▸ Directions for this task: Restate the whole of the material. Keep every word, and drop the pictures.

──────── Dataset

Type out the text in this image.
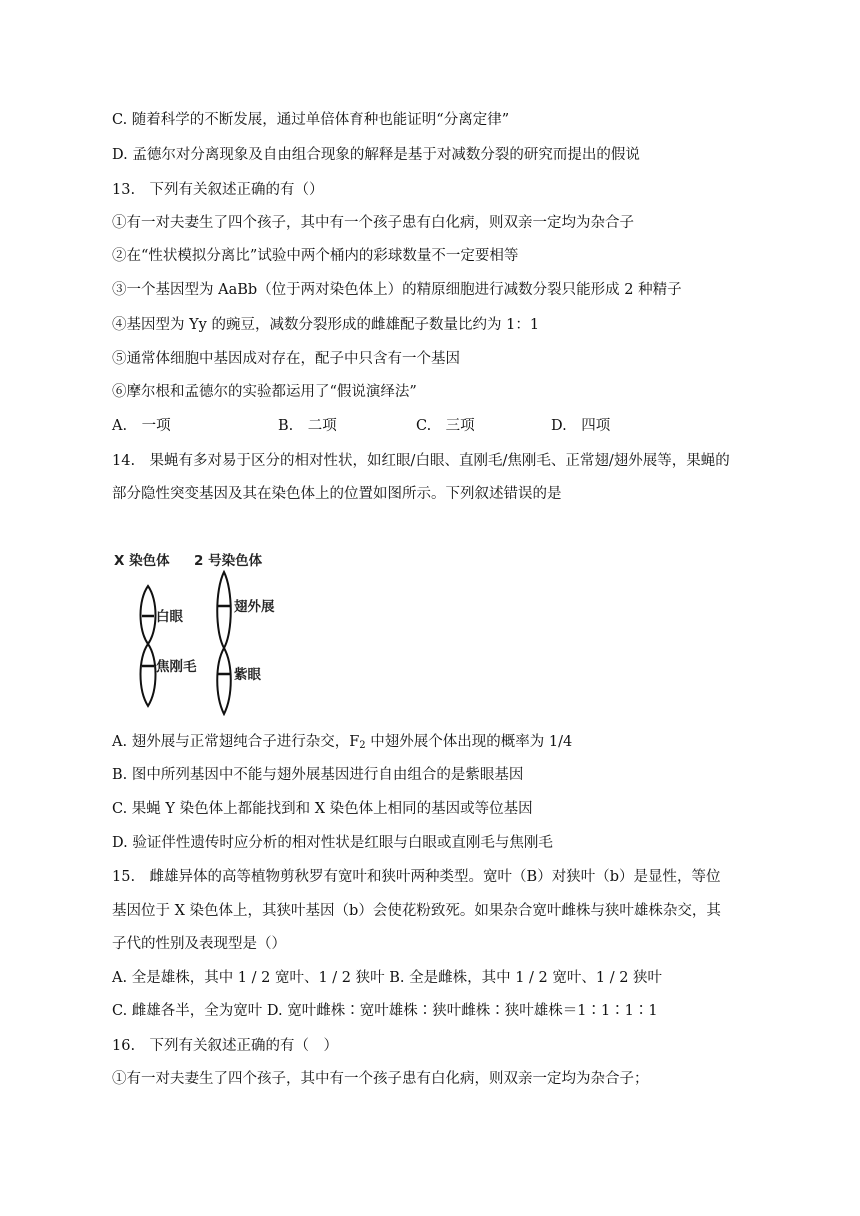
C. 随着科学的不断发展，通过单倍体育种也能证明“分离定律”
D. 孟德尔对分离现象及自由组合现象的解释是基于对减数分裂的研究而提出的假说
13.　下列有关叙述正确的有（）
①有一对夫妻生了四个孩子，其中有一个孩子患有白化病，则双亲一定均为杂合子
②在“性状模拟分离比”试验中两个桶内的彩球数量不一定要相等
③一个基因型为 AaBb（位于两对染色体上）的精原细胞进行减数分裂只能形成 2 种精子
④基因型为 Yy 的豌豆，减数分裂形成的雌雄配子数量比约为 1：1
⑤通常体细胞中基因成对存在，配子中只含有一个基因
⑥摩尔根和孟德尔的实验都运用了“假说演绎法”
A.　一项	B.　二项	C.　三项	D.　四项
14.　果蝇有多对易于区分的相对性状，如红眼/白眼、直刚毛/焦刚毛、正常翅/翅外展等，果蝇的
部分隐性突变基因及其在染色体上的位置如图所示。下列叙述错误的是
X 染色体 2 号染色体
白眼
焦刚毛
翅外展
紫眼
A. 翅外展与正常翅纯合子进行杂交，$F_2$ 中翅外展个体出现的概率为 1/4
B. 图中所列基因中不能与翅外展基因进行自由组合的是紫眼基因
C. 果蝇 Y 染色体上都能找到和 X 染色体上相同的基因或等位基因
D. 验证伴性遗传时应分析的相对性状是红眼与白眼或直刚毛与焦刚毛
15.　雌雄异体的高等植物剪秋罗有宽叶和狭叶两种类型。宽叶（B）对狭叶（b）是显性，等位
基因位于 X 染色体上，其狭叶基因（b）会使花粉致死。如果杂合宽叶雌株与狭叶雄株杂交，其
子代的性别及表现型是（）
A. 全是雄株，其中 1 / 2 宽叶、1 / 2 狭叶 B. 全是雌株，其中 1 / 2 宽叶、1 / 2 狭叶
C. 雌雄各半，全为宽叶 D. 宽叶雌株∶宽叶雄株∶狭叶雌株∶狭叶雄株＝1∶1∶1∶1
16.　下列有关叙述正确的有（　）
①有一对夫妻生了四个孩子，其中有一个孩子患有白化病，则双亲一定均为杂合子；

────────────────

▸ Answer to this problem:
Type out the text in this image.
C. 随着科学的不断发展，通过单倍体育种也能证明“分离定律”
D. 孟德尔对分离现象及自由组合现象的解释是基于对减数分裂的研究而提出的假说
13.　下列有关叙述正确的有（）
①有一对夫妻生了四个孩子，其中有一个孩子患有白化病，则双亲一定均为杂合子
②在“性状模拟分离比”试验中两个桶内的彩球数量不一定要相等
③一个基因型为 AaBb（位于两对染色体上）的精原细胞进行减数分裂只能形成 2 种精子
④基因型为 Yy 的豌豆，减数分裂形成的雌雄配子数量比约为 1：1
⑤通常体细胞中基因成对存在，配子中只含有一个基因
⑥摩尔根和孟德尔的实验都运用了“假说演绎法”
A.　一项	B.　二项	C.　三项	D.　四项
14.　果蝇有多对易于区分的相对性状，如红眼/白眼、直刚毛/焦刚毛、正常翅/翅外展等，果蝇的
部分隐性突变基因及其在染色体上的位置如图所示。下列叙述错误的是
X 染色体 2 号染色体
白眼
焦刚毛
翅外展
紫眼
A. 翅外展与正常翅纯合子进行杂交，$F_2$ 中翅外展个体出现的概率为 1/4
B. 图中所列基因中不能与翅外展基因进行自由组合的是紫眼基因
C. 果蝇 Y 染色体上都能找到和 X 染色体上相同的基因或等位基因
D. 验证伴性遗传时应分析的相对性状是红眼与白眼或直刚毛与焦刚毛
15.　雌雄异体的高等植物剪秋罗有宽叶和狭叶两种类型。宽叶（B）对狭叶（b）是显性，等位
基因位于 X 染色体上，其狭叶基因（b）会使花粉致死。如果杂合宽叶雌株与狭叶雄株杂交，其
子代的性别及表现型是（）
A. 全是雄株，其中 1 / 2 宽叶、1 / 2 狭叶 B. 全是雌株，其中 1 / 2 宽叶、1 / 2 狭叶
C. 雌雄各半，全为宽叶 D. 宽叶雌株∶宽叶雄株∶狭叶雌株∶狭叶雄株＝1∶1∶1∶1
16.　下列有关叙述正确的有（　）
①有一对夫妻生了四个孩子，其中有一个孩子患有白化病，则双亲一定均为杂合子；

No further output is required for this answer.